*The exercise*. Retype all of the listing exactly, passing over any picture you find.

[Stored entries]
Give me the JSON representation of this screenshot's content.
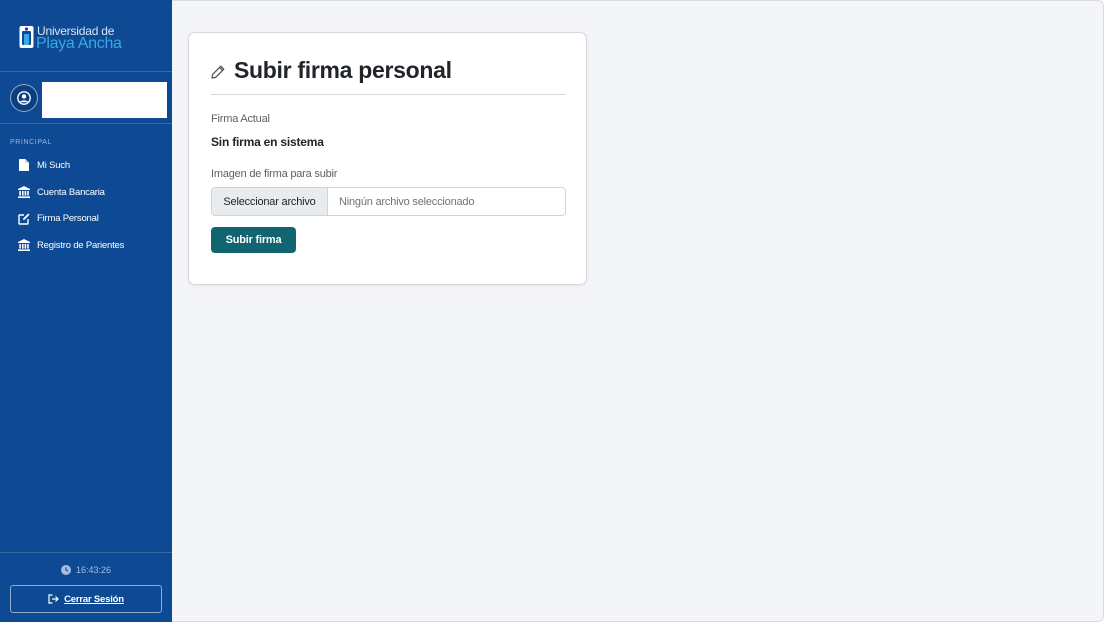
{
  "brand": {
    "line1": "Universidad de",
    "line2": "Playa Ancha"
  },
  "sidebar": {
    "section_label": "PRINCIPAL",
    "items": [
      {
        "label": "Mi Such",
        "icon": "document-icon"
      },
      {
        "label": "Cuenta Bancaria",
        "icon": "bank-icon"
      },
      {
        "label": "Firma Personal",
        "icon": "edit-icon"
      },
      {
        "label": "Registro de Parientes",
        "icon": "bank-icon"
      }
    ],
    "clock": "16:43:26",
    "logout_label": "Cerrar Sesión"
  },
  "card": {
    "title": "Subir firma personal",
    "current_label": "Firma Actual",
    "current_value": "Sin firma en sistema",
    "upload_label": "Imagen de firma para subir",
    "file_button_label": "Seleccionar archivo",
    "file_status": "Ningún archivo seleccionado",
    "submit_label": "Subir firma"
  },
  "colors": {
    "sidebar_bg": "#0d4a93",
    "accent_button": "#116570",
    "logo_accent": "#39a8e6",
    "main_bg": "#f4f5f9"
  }
}
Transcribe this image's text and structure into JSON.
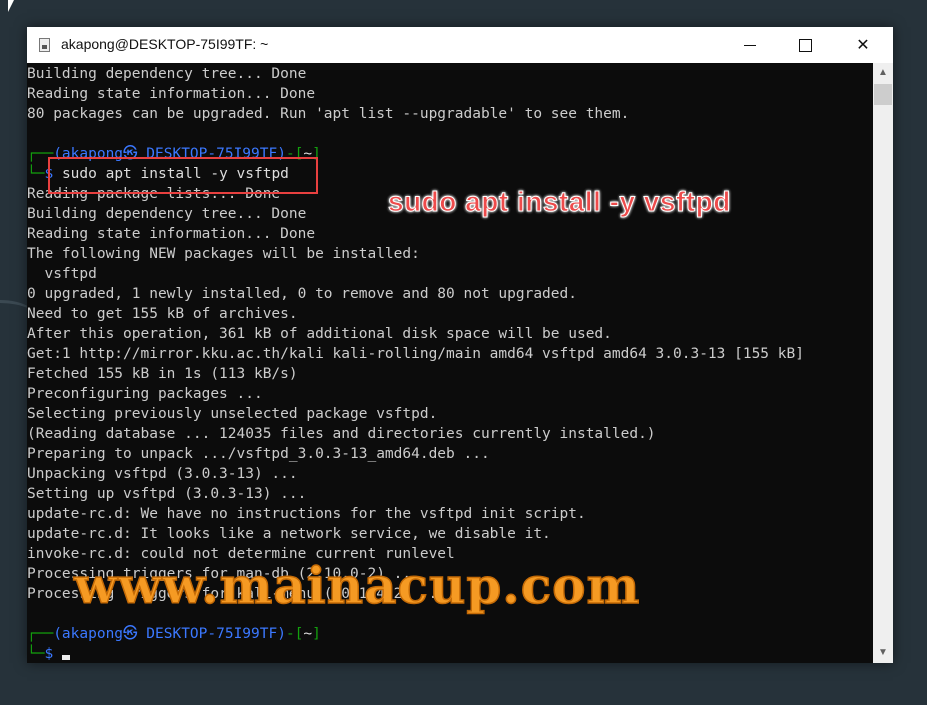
{
  "window": {
    "title": "akapong@DESKTOP-75I99TF: ~",
    "controls": {
      "minimize": "minimize",
      "maximize": "maximize",
      "close": "close"
    }
  },
  "terminal": {
    "lines_before": [
      "Building dependency tree... Done",
      "Reading state information... Done",
      "80 packages can be upgraded. Run 'apt list --upgradable' to see them."
    ],
    "prompt1": {
      "user": "akapong",
      "host": "DESKTOP-75I99TF",
      "dir": "~",
      "symbol": "$",
      "command": "sudo apt install -y vsftpd"
    },
    "output": [
      "Reading package lists... Done",
      "Building dependency tree... Done",
      "Reading state information... Done",
      "The following NEW packages will be installed:",
      "  vsftpd",
      "0 upgraded, 1 newly installed, 0 to remove and 80 not upgraded.",
      "Need to get 155 kB of archives.",
      "After this operation, 361 kB of additional disk space will be used.",
      "Get:1 http://mirror.kku.ac.th/kali kali-rolling/main amd64 vsftpd amd64 3.0.3-13 [155 kB]",
      "Fetched 155 kB in 1s (113 kB/s)",
      "Preconfiguring packages ...",
      "Selecting previously unselected package vsftpd.",
      "(Reading database ... 124035 files and directories currently installed.)",
      "Preparing to unpack .../vsftpd_3.0.3-13_amd64.deb ...",
      "Unpacking vsftpd (3.0.3-13) ...",
      "Setting up vsftpd (3.0.3-13) ...",
      "update-rc.d: We have no instructions for the vsftpd init script.",
      "update-rc.d: It looks like a network service, we disable it.",
      "invoke-rc.d: could not determine current runlevel",
      "Processing triggers for man-db (2.10.0-2) ...",
      "Processing triggers for kali-menu (2021.4.2) ..."
    ],
    "prompt2": {
      "user": "akapong",
      "host": "DESKTOP-75I99TF",
      "dir": "~",
      "symbol": "$"
    }
  },
  "annotations": {
    "caption": "sudo apt install -y vsftpd",
    "watermark": "www.mainacup.com",
    "caption_color": "#ee4b4b",
    "watermark_color": "#f59a23"
  }
}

*Answer to the exercise*.
Give me the JSON representation of this screenshot's content.
{
  "brand": {
    "line1": "Universidad de",
    "line2": "Playa Ancha"
  },
  "sidebar": {
    "section_label": "PRINCIPAL",
    "items": [
      {
        "label": "Mi Such",
        "icon": "document-icon"
      },
      {
        "label": "Cuenta Bancaria",
        "icon": "bank-icon"
      },
      {
        "label": "Firma Personal",
        "icon": "edit-icon"
      },
      {
        "label": "Registro de Parientes",
        "icon": "bank-icon"
      }
    ],
    "clock": "16:43:26",
    "logout_label": "Cerrar Sesión"
  },
  "card": {
    "title": "Subir firma personal",
    "current_label": "Firma Actual",
    "current_value": "Sin firma en sistema",
    "upload_label": "Imagen de firma para subir",
    "file_button_label": "Seleccionar archivo",
    "file_status": "Ningún archivo seleccionado",
    "submit_label": "Subir firma"
  },
  "colors": {
    "sidebar_bg": "#0d4a93",
    "accent_button": "#116570",
    "logo_accent": "#39a8e6",
    "main_bg": "#f4f5f9"
  }
}
Transcribe this image's text and structure into JSON.
{
  "window": {
    "title": "akapong@DESKTOP-75I99TF: ~",
    "controls": {
      "minimize": "minimize",
      "maximize": "maximize",
      "close": "close"
    }
  },
  "terminal": {
    "lines_before": [
      "Building dependency tree... Done",
      "Reading state information... Done",
      "80 packages can be upgraded. Run 'apt list --upgradable' to see them."
    ],
    "prompt1": {
      "user": "akapong",
      "host": "DESKTOP-75I99TF",
      "dir": "~",
      "symbol": "$",
      "command": "sudo apt install -y vsftpd"
    },
    "output": [
      "Reading package lists... Done",
      "Building dependency tree... Done",
      "Reading state information... Done",
      "The following NEW packages will be installed:",
      "  vsftpd",
      "0 upgraded, 1 newly installed, 0 to remove and 80 not upgraded.",
      "Need to get 155 kB of archives.",
      "After this operation, 361 kB of additional disk space will be used.",
      "Get:1 http://mirror.kku.ac.th/kali kali-rolling/main amd64 vsftpd amd64 3.0.3-13 [155 kB]",
      "Fetched 155 kB in 1s (113 kB/s)",
      "Preconfiguring packages ...",
      "Selecting previously unselected package vsftpd.",
      "(Reading database ... 124035 files and directories currently installed.)",
      "Preparing to unpack .../vsftpd_3.0.3-13_amd64.deb ...",
      "Unpacking vsftpd (3.0.3-13) ...",
      "Setting up vsftpd (3.0.3-13) ...",
      "update-rc.d: We have no instructions for the vsftpd init script.",
      "update-rc.d: It looks like a network service, we disable it.",
      "invoke-rc.d: could not determine current runlevel",
      "Processing triggers for man-db (2.10.0-2) ...",
      "Processing triggers for kali-menu (2021.4.2) ..."
    ],
    "prompt2": {
      "user": "akapong",
      "host": "DESKTOP-75I99TF",
      "dir": "~",
      "symbol": "$"
    }
  },
  "annotations": {
    "caption": "sudo apt install -y vsftpd",
    "watermark": "www.mainacup.com",
    "caption_color": "#ee4b4b",
    "watermark_color": "#f59a23"
  }
}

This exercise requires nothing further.